= Data entries for graphics =
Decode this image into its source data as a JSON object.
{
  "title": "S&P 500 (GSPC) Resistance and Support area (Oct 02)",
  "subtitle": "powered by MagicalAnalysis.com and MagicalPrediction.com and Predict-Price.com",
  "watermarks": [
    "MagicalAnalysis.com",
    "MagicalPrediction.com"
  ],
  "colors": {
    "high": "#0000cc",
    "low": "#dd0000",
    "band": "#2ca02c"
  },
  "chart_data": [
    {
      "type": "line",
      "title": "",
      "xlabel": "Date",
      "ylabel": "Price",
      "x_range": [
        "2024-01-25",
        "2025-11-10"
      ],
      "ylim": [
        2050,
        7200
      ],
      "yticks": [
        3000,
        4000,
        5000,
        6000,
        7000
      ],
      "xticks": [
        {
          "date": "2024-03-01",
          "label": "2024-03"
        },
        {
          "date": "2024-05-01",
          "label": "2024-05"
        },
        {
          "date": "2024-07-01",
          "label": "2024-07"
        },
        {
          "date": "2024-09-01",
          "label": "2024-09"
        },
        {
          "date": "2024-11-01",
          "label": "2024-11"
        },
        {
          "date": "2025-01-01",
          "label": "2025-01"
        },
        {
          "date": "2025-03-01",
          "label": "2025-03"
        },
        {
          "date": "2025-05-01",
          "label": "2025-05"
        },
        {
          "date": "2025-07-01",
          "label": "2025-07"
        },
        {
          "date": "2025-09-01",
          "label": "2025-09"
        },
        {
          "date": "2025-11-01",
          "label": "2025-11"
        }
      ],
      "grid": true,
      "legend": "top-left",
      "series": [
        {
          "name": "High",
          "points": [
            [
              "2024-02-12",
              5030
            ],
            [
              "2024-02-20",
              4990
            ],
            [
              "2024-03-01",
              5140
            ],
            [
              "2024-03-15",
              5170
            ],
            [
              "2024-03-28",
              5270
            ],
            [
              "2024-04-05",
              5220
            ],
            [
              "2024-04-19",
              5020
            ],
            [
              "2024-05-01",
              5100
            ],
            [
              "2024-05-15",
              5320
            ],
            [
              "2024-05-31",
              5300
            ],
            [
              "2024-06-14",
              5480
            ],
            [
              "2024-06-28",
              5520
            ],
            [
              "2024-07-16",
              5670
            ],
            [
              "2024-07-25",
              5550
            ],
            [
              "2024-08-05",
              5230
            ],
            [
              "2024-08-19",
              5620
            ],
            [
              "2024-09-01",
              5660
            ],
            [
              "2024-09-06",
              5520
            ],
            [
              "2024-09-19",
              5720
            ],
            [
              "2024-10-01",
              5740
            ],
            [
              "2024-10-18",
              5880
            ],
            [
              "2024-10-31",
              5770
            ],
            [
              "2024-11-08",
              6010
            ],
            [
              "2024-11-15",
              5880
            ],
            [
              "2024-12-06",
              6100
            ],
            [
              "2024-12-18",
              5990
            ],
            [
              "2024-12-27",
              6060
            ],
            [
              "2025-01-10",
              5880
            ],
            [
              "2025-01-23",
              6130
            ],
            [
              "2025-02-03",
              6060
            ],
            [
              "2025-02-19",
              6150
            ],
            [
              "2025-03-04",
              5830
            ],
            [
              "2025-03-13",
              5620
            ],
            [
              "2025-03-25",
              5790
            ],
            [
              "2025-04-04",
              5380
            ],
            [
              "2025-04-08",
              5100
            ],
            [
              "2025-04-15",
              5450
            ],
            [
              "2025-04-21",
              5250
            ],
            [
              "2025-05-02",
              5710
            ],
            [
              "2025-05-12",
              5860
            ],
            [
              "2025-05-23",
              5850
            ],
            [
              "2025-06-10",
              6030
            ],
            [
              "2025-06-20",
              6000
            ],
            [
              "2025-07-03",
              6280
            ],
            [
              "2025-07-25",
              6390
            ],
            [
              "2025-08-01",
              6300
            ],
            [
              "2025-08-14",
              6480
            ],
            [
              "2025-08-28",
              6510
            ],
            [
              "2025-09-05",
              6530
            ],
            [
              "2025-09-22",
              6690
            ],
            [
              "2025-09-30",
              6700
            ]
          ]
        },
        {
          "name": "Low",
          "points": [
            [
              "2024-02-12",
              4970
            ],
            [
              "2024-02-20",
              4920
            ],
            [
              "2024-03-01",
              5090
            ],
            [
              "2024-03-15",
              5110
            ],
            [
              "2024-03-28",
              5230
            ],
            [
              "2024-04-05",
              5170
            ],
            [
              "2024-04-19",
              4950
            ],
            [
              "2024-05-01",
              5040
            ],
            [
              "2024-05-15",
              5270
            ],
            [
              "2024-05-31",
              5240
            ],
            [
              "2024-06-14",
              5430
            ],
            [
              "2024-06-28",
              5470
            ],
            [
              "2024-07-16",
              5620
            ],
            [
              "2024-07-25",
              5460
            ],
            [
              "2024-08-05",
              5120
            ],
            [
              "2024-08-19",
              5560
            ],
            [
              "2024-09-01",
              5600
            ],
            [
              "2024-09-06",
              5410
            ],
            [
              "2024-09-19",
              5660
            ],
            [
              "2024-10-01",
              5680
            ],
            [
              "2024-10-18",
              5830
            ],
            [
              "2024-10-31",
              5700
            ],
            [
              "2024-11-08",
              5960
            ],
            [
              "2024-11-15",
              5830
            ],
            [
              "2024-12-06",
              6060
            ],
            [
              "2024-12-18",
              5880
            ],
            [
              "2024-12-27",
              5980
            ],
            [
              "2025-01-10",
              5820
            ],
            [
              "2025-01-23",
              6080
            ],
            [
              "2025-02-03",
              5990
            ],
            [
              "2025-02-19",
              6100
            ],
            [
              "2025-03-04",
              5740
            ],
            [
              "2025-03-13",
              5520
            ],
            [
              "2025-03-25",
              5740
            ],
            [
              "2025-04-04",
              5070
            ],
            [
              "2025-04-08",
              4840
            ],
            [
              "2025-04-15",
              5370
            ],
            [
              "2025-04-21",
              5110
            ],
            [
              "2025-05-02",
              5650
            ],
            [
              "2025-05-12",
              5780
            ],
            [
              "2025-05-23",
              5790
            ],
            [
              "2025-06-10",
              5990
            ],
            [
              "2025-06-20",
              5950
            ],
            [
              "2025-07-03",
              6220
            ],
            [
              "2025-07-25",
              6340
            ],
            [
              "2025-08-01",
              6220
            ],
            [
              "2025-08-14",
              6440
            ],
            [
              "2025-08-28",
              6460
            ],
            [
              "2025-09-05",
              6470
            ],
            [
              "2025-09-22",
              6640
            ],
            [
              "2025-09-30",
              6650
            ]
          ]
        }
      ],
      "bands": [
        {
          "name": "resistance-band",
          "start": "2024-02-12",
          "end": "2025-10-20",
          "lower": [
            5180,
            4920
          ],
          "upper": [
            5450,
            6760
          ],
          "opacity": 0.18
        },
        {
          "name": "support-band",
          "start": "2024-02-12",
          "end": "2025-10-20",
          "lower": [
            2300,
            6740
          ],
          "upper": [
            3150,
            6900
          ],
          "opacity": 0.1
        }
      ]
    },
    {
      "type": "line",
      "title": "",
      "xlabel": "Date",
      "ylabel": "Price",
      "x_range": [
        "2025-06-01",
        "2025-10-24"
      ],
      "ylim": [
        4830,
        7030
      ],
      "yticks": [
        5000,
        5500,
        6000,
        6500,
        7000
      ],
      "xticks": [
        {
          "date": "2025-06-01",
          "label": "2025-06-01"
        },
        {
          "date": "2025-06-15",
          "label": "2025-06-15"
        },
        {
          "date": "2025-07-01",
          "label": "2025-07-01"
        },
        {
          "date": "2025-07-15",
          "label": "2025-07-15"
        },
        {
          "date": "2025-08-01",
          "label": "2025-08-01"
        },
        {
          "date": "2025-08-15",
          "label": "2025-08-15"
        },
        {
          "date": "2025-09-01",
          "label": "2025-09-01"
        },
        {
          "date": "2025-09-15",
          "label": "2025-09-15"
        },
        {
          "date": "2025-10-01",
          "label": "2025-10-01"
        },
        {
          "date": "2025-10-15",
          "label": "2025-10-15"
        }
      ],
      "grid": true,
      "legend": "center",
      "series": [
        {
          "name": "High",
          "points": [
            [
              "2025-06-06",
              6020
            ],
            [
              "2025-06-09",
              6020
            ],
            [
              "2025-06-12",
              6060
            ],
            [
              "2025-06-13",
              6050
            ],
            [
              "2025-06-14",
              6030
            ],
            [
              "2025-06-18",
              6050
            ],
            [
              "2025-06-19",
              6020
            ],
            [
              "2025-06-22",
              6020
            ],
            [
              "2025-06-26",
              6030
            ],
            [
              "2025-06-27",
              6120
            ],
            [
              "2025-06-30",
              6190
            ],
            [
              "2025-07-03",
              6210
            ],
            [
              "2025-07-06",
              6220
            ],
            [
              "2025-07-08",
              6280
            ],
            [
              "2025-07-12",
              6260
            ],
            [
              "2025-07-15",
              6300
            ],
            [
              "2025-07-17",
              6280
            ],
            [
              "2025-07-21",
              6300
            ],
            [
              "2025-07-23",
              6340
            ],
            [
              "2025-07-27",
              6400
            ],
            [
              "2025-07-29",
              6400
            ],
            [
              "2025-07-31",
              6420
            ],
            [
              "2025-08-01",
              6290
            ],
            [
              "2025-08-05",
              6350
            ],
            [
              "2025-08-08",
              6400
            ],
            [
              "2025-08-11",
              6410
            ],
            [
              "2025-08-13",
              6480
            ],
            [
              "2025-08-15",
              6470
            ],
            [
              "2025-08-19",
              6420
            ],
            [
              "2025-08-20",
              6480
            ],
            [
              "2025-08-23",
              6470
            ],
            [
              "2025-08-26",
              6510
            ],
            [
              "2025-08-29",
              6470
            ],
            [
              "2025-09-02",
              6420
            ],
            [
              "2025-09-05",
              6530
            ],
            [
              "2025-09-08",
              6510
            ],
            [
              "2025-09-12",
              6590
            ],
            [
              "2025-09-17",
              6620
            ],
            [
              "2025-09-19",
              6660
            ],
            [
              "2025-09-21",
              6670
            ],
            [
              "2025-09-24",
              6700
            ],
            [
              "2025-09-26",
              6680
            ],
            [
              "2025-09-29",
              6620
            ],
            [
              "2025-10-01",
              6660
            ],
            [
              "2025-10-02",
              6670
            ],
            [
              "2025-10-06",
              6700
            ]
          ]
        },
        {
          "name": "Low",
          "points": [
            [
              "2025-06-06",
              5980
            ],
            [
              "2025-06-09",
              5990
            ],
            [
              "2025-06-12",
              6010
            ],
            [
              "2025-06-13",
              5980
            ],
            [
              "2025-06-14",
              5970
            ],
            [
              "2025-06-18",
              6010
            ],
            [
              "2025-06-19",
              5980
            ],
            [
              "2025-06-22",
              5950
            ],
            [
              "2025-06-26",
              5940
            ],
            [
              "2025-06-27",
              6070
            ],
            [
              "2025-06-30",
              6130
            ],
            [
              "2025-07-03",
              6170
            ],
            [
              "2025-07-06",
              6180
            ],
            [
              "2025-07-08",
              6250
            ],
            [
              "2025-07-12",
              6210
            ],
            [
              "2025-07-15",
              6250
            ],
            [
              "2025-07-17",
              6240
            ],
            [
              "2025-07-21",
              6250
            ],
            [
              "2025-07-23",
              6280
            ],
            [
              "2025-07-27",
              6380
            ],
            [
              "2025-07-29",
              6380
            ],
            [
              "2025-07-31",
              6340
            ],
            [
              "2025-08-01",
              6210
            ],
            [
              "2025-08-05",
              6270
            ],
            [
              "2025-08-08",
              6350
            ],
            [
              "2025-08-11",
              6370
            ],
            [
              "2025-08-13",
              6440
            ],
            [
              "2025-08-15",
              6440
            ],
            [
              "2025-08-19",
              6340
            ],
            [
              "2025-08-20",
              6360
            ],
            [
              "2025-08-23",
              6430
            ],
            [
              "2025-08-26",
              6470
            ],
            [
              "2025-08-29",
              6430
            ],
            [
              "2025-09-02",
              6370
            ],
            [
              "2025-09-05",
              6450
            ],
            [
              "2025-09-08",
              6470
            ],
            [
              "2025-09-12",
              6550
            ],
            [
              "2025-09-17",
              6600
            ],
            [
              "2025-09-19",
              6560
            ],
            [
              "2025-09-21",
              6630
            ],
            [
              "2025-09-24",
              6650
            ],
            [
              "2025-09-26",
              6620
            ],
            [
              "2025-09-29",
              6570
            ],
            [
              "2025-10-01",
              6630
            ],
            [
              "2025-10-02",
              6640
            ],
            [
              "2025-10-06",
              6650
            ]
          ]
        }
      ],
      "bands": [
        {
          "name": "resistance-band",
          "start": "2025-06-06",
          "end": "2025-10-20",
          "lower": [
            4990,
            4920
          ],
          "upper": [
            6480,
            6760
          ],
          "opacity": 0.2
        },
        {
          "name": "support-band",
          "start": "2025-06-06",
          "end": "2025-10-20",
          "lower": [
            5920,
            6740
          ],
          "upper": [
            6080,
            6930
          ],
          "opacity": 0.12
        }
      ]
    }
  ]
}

= Short exercise =
Pick out and copy the lines of the material that include the word "MagicalAnalysis".

= In response =
  "subtitle": "powered by MagicalAnalysis.com and MagicalPrediction.com and Predict-Price.com",
    "MagicalAnalysis.com",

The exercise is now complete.